-- Start of RECORDS SHOWN --

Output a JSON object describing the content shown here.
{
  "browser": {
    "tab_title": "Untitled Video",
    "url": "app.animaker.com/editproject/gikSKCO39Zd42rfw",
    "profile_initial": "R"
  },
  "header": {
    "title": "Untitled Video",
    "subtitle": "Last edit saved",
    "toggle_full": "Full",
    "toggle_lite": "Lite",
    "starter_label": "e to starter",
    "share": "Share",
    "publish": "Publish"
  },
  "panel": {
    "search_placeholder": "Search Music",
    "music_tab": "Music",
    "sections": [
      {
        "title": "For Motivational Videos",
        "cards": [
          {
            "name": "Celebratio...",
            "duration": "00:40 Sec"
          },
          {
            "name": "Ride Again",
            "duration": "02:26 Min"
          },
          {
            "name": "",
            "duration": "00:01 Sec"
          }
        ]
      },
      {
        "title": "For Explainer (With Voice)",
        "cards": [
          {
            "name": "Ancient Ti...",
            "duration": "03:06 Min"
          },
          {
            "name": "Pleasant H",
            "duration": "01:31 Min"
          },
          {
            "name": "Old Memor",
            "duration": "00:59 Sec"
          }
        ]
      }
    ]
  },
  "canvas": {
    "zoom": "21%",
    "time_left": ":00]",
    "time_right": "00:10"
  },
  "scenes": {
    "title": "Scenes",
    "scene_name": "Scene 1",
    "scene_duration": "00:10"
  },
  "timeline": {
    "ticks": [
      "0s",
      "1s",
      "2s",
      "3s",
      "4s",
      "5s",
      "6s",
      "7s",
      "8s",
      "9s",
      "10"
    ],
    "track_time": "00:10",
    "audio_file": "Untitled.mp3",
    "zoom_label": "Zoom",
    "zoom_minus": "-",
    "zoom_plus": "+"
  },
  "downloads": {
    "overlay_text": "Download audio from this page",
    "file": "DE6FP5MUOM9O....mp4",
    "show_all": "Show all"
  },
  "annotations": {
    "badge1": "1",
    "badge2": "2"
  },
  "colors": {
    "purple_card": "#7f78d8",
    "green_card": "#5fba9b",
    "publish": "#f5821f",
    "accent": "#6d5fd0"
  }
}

-- End of RECORDS SHOWN --

WORK REQUIRED
Exactly as they are written, print the entries again.

SOLVED EXERCISE
Output a JSON object describing the content shown here.
{
  "browser": {
    "tab_title": "Untitled Video",
    "url": "app.animaker.com/editproject/gikSKCO39Zd42rfw",
    "profile_initial": "R"
  },
  "header": {
    "title": "Untitled Video",
    "subtitle": "Last edit saved",
    "toggle_full": "Full",
    "toggle_lite": "Lite",
    "starter_label": "e to starter",
    "share": "Share",
    "publish": "Publish"
  },
  "panel": {
    "search_placeholder": "Search Music",
    "music_tab": "Music",
    "sections": [
      {
        "title": "For Motivational Videos",
        "cards": [
          {
            "name": "Celebratio...",
            "duration": "00:40 Sec"
          },
          {
            "name": "Ride Again",
            "duration": "02:26 Min"
          },
          {
            "name": "",
            "duration": "00:01 Sec"
          }
        ]
      },
      {
        "title": "For Explainer (With Voice)",
        "cards": [
          {
            "name": "Ancient Ti...",
            "duration": "03:06 Min"
          },
          {
            "name": "Pleasant H",
            "duration": "01:31 Min"
          },
          {
            "name": "Old Memor",
            "duration": "00:59 Sec"
          }
        ]
      }
    ]
  },
  "canvas": {
    "zoom": "21%",
    "time_left": ":00]",
    "time_right": "00:10"
  },
  "scenes": {
    "title": "Scenes",
    "scene_name": "Scene 1",
    "scene_duration": "00:10"
  },
  "timeline": {
    "ticks": [
      "0s",
      "1s",
      "2s",
      "3s",
      "4s",
      "5s",
      "6s",
      "7s",
      "8s",
      "9s",
      "10"
    ],
    "track_time": "00:10",
    "audio_file": "Untitled.mp3",
    "zoom_label": "Zoom",
    "zoom_minus": "-",
    "zoom_plus": "+"
  },
  "downloads": {
    "overlay_text": "Download audio from this page",
    "file": "DE6FP5MUOM9O....mp4",
    "show_all": "Show all"
  },
  "annotations": {
    "badge1": "1",
    "badge2": "2"
  },
  "colors": {
    "purple_card": "#7f78d8",
    "green_card": "#5fba9b",
    "publish": "#f5821f",
    "accent": "#6d5fd0"
  }
}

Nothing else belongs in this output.